Data excerpts
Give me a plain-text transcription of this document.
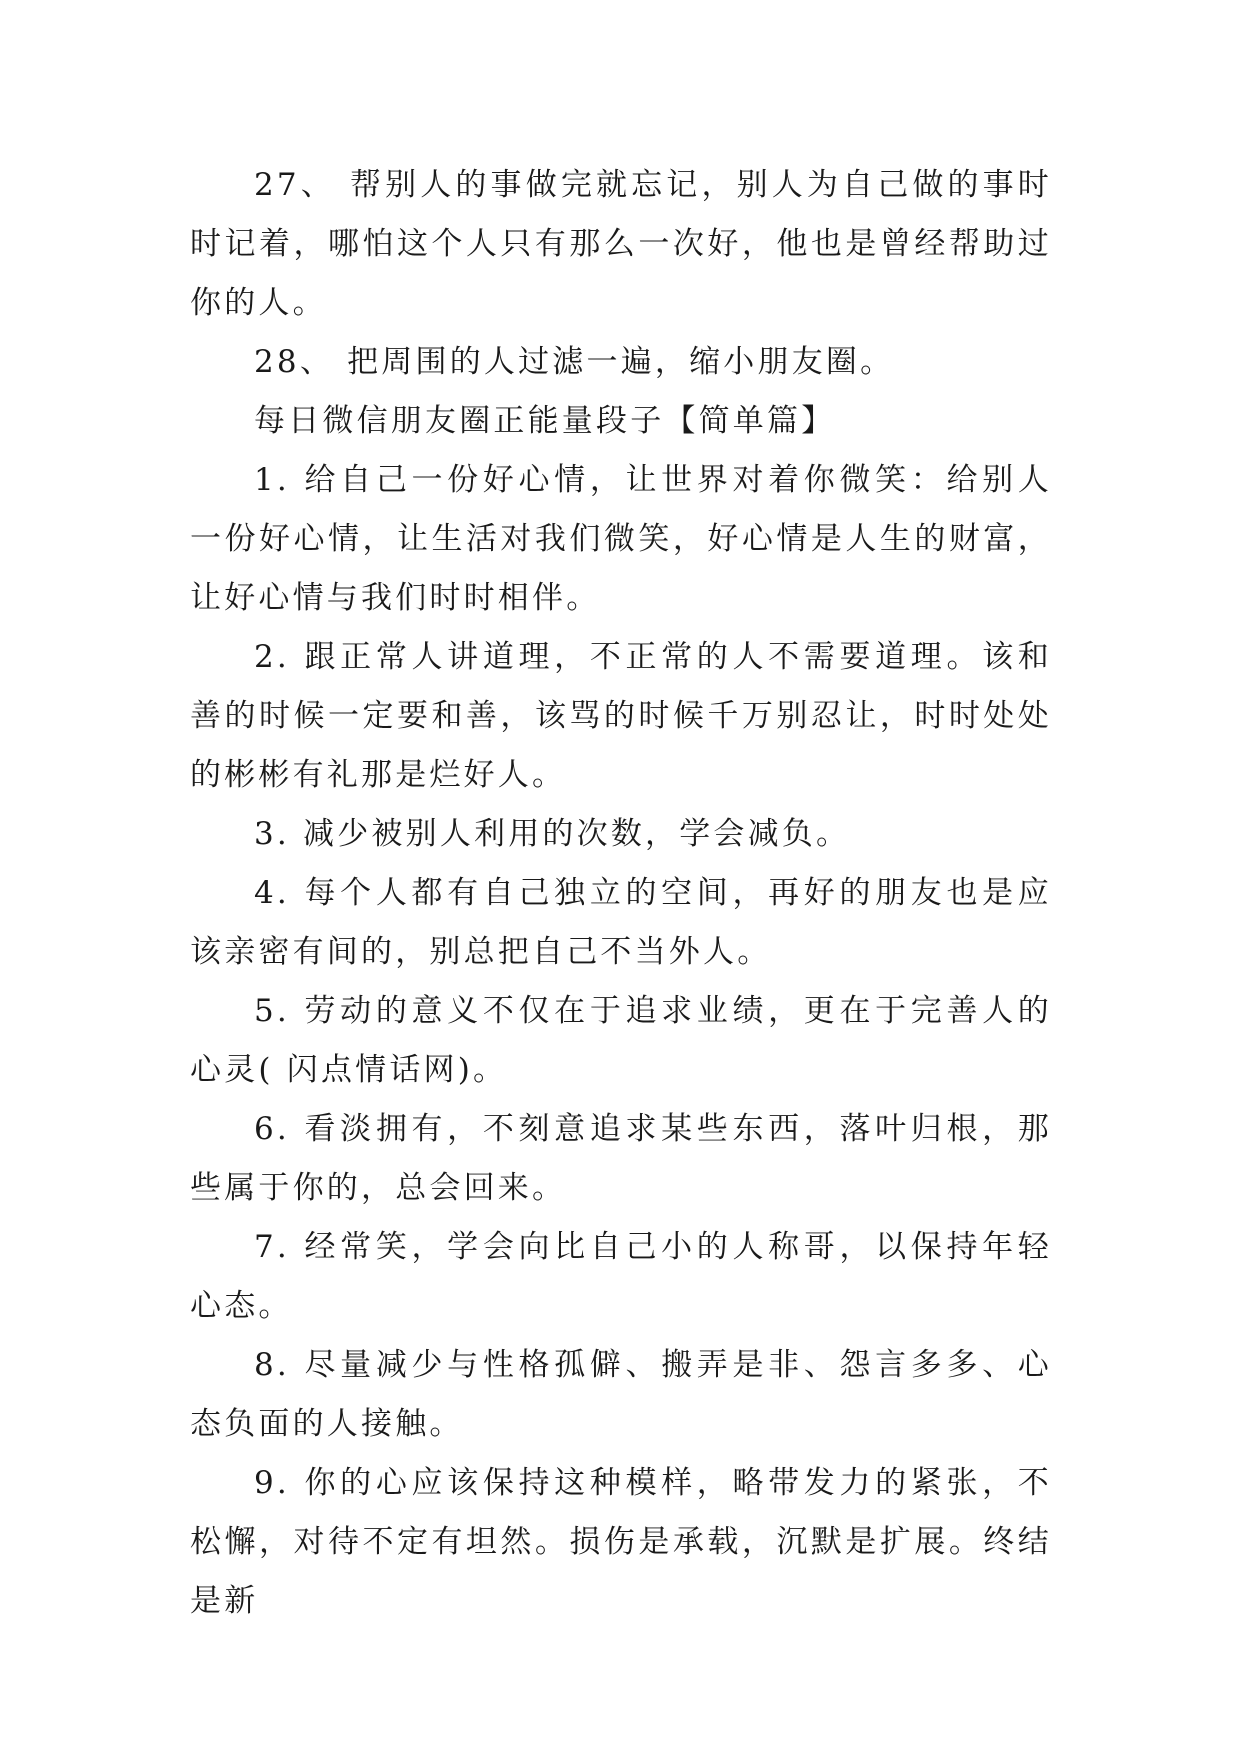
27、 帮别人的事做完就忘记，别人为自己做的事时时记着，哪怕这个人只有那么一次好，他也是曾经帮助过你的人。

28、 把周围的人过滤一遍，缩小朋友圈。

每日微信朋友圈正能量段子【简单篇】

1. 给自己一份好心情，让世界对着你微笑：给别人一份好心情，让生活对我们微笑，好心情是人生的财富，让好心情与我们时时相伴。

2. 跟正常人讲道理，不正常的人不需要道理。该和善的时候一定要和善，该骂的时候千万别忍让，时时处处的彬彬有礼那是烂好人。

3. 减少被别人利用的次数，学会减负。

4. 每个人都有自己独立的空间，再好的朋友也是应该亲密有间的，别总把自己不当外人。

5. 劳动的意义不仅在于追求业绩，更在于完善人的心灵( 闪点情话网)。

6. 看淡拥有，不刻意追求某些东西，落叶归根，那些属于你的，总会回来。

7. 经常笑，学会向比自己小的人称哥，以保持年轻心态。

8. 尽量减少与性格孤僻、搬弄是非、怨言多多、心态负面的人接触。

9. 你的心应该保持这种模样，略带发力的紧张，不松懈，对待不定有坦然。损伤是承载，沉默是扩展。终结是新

Problem details
Set down the material above as is, without any pictures.

Exercise output
Give me a plain-text transcription of this document.
27、 帮别人的事做完就忘记，别人为自己做的事时时记着，哪怕这个人只有那么一次好，他也是曾经帮助过你的人。

28、 把周围的人过滤一遍，缩小朋友圈。

每日微信朋友圈正能量段子【简单篇】

1. 给自己一份好心情，让世界对着你微笑：给别人一份好心情，让生活对我们微笑，好心情是人生的财富，让好心情与我们时时相伴。

2. 跟正常人讲道理，不正常的人不需要道理。该和善的时候一定要和善，该骂的时候千万别忍让，时时处处的彬彬有礼那是烂好人。

3. 减少被别人利用的次数，学会减负。

4. 每个人都有自己独立的空间，再好的朋友也是应该亲密有间的，别总把自己不当外人。

5. 劳动的意义不仅在于追求业绩，更在于完善人的心灵( 闪点情话网)。

6. 看淡拥有，不刻意追求某些东西，落叶归根，那些属于你的，总会回来。

7. 经常笑，学会向比自己小的人称哥，以保持年轻心态。

8. 尽量减少与性格孤僻、搬弄是非、怨言多多、心态负面的人接触。

9. 你的心应该保持这种模样，略带发力的紧张，不松懈，对待不定有坦然。损伤是承载，沉默是扩展。终结是新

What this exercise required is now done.